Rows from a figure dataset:
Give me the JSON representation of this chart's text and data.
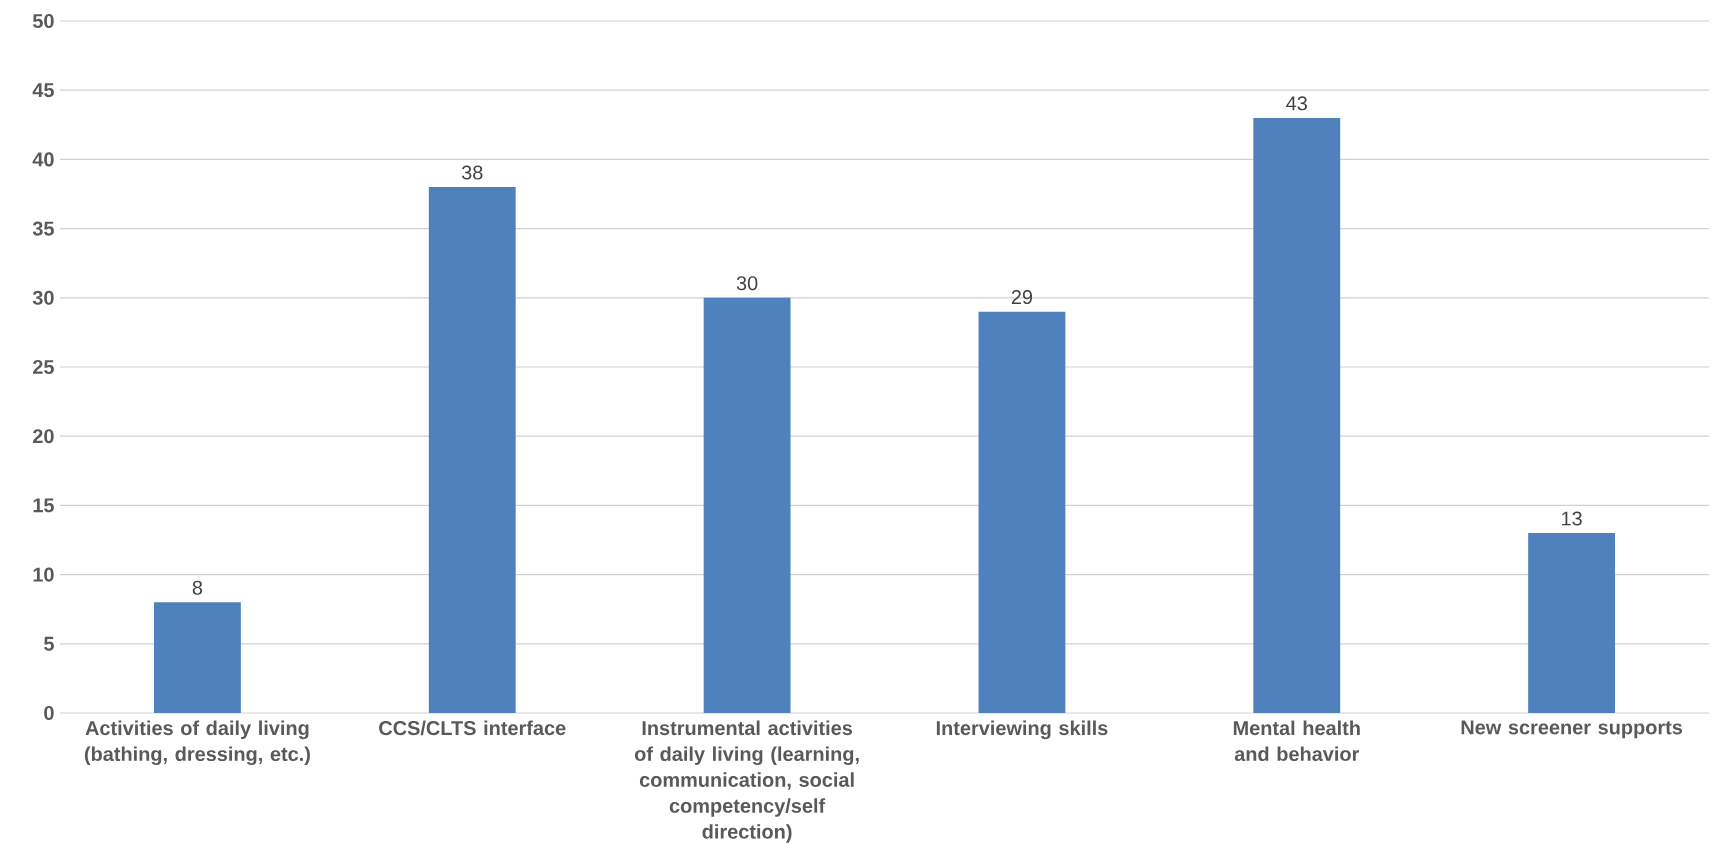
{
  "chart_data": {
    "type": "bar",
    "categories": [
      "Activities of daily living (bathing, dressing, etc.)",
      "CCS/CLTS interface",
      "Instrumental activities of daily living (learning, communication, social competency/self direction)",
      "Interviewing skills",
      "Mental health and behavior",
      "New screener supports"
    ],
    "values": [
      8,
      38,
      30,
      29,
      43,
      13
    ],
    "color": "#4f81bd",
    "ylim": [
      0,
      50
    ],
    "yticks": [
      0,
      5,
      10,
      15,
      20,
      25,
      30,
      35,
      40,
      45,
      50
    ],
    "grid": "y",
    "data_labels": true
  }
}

__Exercise task__
Collect the lines of the data that carry the word "living".

__Task response__
      "Activities of daily living (bathing, dressing, etc.)",
      "Instrumental activities of daily living (learning, communication, social competency/self direction)",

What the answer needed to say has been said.